*EXERCISE GOAL:*
Reproduce the material exactly, omitting nothing.

====== MATERIAL SHOWN

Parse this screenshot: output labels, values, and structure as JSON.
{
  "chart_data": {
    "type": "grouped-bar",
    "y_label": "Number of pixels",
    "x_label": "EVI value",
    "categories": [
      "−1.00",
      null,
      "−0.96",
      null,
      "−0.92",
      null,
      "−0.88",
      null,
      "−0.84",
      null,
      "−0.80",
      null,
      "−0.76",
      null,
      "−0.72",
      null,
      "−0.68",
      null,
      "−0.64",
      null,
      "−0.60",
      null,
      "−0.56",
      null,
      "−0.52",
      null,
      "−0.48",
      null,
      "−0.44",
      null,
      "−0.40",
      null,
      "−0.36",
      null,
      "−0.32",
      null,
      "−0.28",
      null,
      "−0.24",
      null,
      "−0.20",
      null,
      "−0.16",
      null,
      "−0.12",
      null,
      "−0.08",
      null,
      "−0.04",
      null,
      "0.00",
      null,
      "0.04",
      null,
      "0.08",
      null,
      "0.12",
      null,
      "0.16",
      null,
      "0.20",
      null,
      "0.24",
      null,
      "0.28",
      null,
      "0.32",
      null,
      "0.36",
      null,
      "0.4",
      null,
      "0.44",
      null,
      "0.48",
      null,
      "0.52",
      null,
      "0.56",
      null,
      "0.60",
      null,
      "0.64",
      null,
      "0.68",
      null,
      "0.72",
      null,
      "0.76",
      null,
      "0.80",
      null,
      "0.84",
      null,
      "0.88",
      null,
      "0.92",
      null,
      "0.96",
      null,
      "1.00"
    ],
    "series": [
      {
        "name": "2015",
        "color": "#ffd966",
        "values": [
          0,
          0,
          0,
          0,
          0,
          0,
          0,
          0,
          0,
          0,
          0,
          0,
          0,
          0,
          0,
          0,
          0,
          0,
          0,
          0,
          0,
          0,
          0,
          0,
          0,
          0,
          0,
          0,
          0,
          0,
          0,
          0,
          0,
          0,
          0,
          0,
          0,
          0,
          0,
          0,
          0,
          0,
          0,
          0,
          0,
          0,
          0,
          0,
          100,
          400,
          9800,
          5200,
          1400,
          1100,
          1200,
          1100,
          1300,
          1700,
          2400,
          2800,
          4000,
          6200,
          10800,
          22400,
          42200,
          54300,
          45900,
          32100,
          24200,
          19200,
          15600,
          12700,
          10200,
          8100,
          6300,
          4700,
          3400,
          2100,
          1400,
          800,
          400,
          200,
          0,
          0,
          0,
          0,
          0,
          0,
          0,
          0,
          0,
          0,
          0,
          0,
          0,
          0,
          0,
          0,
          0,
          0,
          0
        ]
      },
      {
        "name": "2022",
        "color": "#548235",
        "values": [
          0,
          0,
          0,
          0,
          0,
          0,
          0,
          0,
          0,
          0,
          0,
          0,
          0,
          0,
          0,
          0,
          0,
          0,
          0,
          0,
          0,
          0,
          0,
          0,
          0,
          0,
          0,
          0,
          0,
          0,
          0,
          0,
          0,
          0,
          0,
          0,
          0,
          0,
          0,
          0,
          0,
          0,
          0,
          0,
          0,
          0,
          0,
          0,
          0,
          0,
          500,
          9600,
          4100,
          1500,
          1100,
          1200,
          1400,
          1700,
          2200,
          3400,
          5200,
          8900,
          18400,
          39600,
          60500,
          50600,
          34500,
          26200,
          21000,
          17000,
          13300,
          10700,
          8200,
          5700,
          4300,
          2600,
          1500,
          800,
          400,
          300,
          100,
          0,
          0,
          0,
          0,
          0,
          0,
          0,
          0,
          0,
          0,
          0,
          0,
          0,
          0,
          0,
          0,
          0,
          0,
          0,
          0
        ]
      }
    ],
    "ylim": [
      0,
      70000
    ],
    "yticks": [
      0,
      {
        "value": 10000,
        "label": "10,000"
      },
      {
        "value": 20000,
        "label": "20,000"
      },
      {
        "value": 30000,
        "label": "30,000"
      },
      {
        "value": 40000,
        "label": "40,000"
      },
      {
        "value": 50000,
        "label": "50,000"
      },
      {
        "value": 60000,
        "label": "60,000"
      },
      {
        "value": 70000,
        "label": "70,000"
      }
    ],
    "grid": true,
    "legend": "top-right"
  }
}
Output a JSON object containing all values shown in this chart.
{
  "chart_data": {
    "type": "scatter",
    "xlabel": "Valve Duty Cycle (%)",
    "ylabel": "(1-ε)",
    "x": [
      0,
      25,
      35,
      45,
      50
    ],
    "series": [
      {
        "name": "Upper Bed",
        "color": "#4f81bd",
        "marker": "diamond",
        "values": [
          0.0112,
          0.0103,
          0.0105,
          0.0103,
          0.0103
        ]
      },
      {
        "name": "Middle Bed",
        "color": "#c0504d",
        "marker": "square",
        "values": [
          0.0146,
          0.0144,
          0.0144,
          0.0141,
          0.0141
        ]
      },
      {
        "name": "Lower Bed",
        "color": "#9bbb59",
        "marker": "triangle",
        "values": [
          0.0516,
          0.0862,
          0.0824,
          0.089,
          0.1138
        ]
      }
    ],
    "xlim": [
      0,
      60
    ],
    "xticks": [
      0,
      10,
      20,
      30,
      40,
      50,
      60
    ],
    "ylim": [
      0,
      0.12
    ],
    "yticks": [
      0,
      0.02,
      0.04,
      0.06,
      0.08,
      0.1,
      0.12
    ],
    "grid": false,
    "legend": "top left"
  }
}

============

*RESPONSE:*
Parse this screenshot: output labels, values, and structure as JSON.
{
  "chart_data": {
    "type": "grouped-bar",
    "y_label": "Number of pixels",
    "x_label": "EVI value",
    "categories": [
      "−1.00",
      null,
      "−0.96",
      null,
      "−0.92",
      null,
      "−0.88",
      null,
      "−0.84",
      null,
      "−0.80",
      null,
      "−0.76",
      null,
      "−0.72",
      null,
      "−0.68",
      null,
      "−0.64",
      null,
      "−0.60",
      null,
      "−0.56",
      null,
      "−0.52",
      null,
      "−0.48",
      null,
      "−0.44",
      null,
      "−0.40",
      null,
      "−0.36",
      null,
      "−0.32",
      null,
      "−0.28",
      null,
      "−0.24",
      null,
      "−0.20",
      null,
      "−0.16",
      null,
      "−0.12",
      null,
      "−0.08",
      null,
      "−0.04",
      null,
      "0.00",
      null,
      "0.04",
      null,
      "0.08",
      null,
      "0.12",
      null,
      "0.16",
      null,
      "0.20",
      null,
      "0.24",
      null,
      "0.28",
      null,
      "0.32",
      null,
      "0.36",
      null,
      "0.4",
      null,
      "0.44",
      null,
      "0.48",
      null,
      "0.52",
      null,
      "0.56",
      null,
      "0.60",
      null,
      "0.64",
      null,
      "0.68",
      null,
      "0.72",
      null,
      "0.76",
      null,
      "0.80",
      null,
      "0.84",
      null,
      "0.88",
      null,
      "0.92",
      null,
      "0.96",
      null,
      "1.00"
    ],
    "series": [
      {
        "name": "2015",
        "color": "#ffd966",
        "values": [
          0,
          0,
          0,
          0,
          0,
          0,
          0,
          0,
          0,
          0,
          0,
          0,
          0,
          0,
          0,
          0,
          0,
          0,
          0,
          0,
          0,
          0,
          0,
          0,
          0,
          0,
          0,
          0,
          0,
          0,
          0,
          0,
          0,
          0,
          0,
          0,
          0,
          0,
          0,
          0,
          0,
          0,
          0,
          0,
          0,
          0,
          0,
          0,
          100,
          400,
          9800,
          5200,
          1400,
          1100,
          1200,
          1100,
          1300,
          1700,
          2400,
          2800,
          4000,
          6200,
          10800,
          22400,
          42200,
          54300,
          45900,
          32100,
          24200,
          19200,
          15600,
          12700,
          10200,
          8100,
          6300,
          4700,
          3400,
          2100,
          1400,
          800,
          400,
          200,
          0,
          0,
          0,
          0,
          0,
          0,
          0,
          0,
          0,
          0,
          0,
          0,
          0,
          0,
          0,
          0,
          0,
          0,
          0
        ]
      },
      {
        "name": "2022",
        "color": "#548235",
        "values": [
          0,
          0,
          0,
          0,
          0,
          0,
          0,
          0,
          0,
          0,
          0,
          0,
          0,
          0,
          0,
          0,
          0,
          0,
          0,
          0,
          0,
          0,
          0,
          0,
          0,
          0,
          0,
          0,
          0,
          0,
          0,
          0,
          0,
          0,
          0,
          0,
          0,
          0,
          0,
          0,
          0,
          0,
          0,
          0,
          0,
          0,
          0,
          0,
          0,
          0,
          500,
          9600,
          4100,
          1500,
          1100,
          1200,
          1400,
          1700,
          2200,
          3400,
          5200,
          8900,
          18400,
          39600,
          60500,
          50600,
          34500,
          26200,
          21000,
          17000,
          13300,
          10700,
          8200,
          5700,
          4300,
          2600,
          1500,
          800,
          400,
          300,
          100,
          0,
          0,
          0,
          0,
          0,
          0,
          0,
          0,
          0,
          0,
          0,
          0,
          0,
          0,
          0,
          0,
          0,
          0,
          0,
          0
        ]
      }
    ],
    "ylim": [
      0,
      70000
    ],
    "yticks": [
      0,
      {
        "value": 10000,
        "label": "10,000"
      },
      {
        "value": 20000,
        "label": "20,000"
      },
      {
        "value": 30000,
        "label": "30,000"
      },
      {
        "value": 40000,
        "label": "40,000"
      },
      {
        "value": 50000,
        "label": "50,000"
      },
      {
        "value": 60000,
        "label": "60,000"
      },
      {
        "value": 70000,
        "label": "70,000"
      }
    ],
    "grid": true,
    "legend": "top-right"
  }
}
Output a JSON object containing all values shown in this chart.
{
  "chart_data": {
    "type": "scatter",
    "xlabel": "Valve Duty Cycle (%)",
    "ylabel": "(1-ε)",
    "x": [
      0,
      25,
      35,
      45,
      50
    ],
    "series": [
      {
        "name": "Upper Bed",
        "color": "#4f81bd",
        "marker": "diamond",
        "values": [
          0.0112,
          0.0103,
          0.0105,
          0.0103,
          0.0103
        ]
      },
      {
        "name": "Middle Bed",
        "color": "#c0504d",
        "marker": "square",
        "values": [
          0.0146,
          0.0144,
          0.0144,
          0.0141,
          0.0141
        ]
      },
      {
        "name": "Lower Bed",
        "color": "#9bbb59",
        "marker": "triangle",
        "values": [
          0.0516,
          0.0862,
          0.0824,
          0.089,
          0.1138
        ]
      }
    ],
    "xlim": [
      0,
      60
    ],
    "xticks": [
      0,
      10,
      20,
      30,
      40,
      50,
      60
    ],
    "ylim": [
      0,
      0.12
    ],
    "yticks": [
      0,
      0.02,
      0.04,
      0.06,
      0.08,
      0.1,
      0.12
    ],
    "grid": false,
    "legend": "top left"
  }
}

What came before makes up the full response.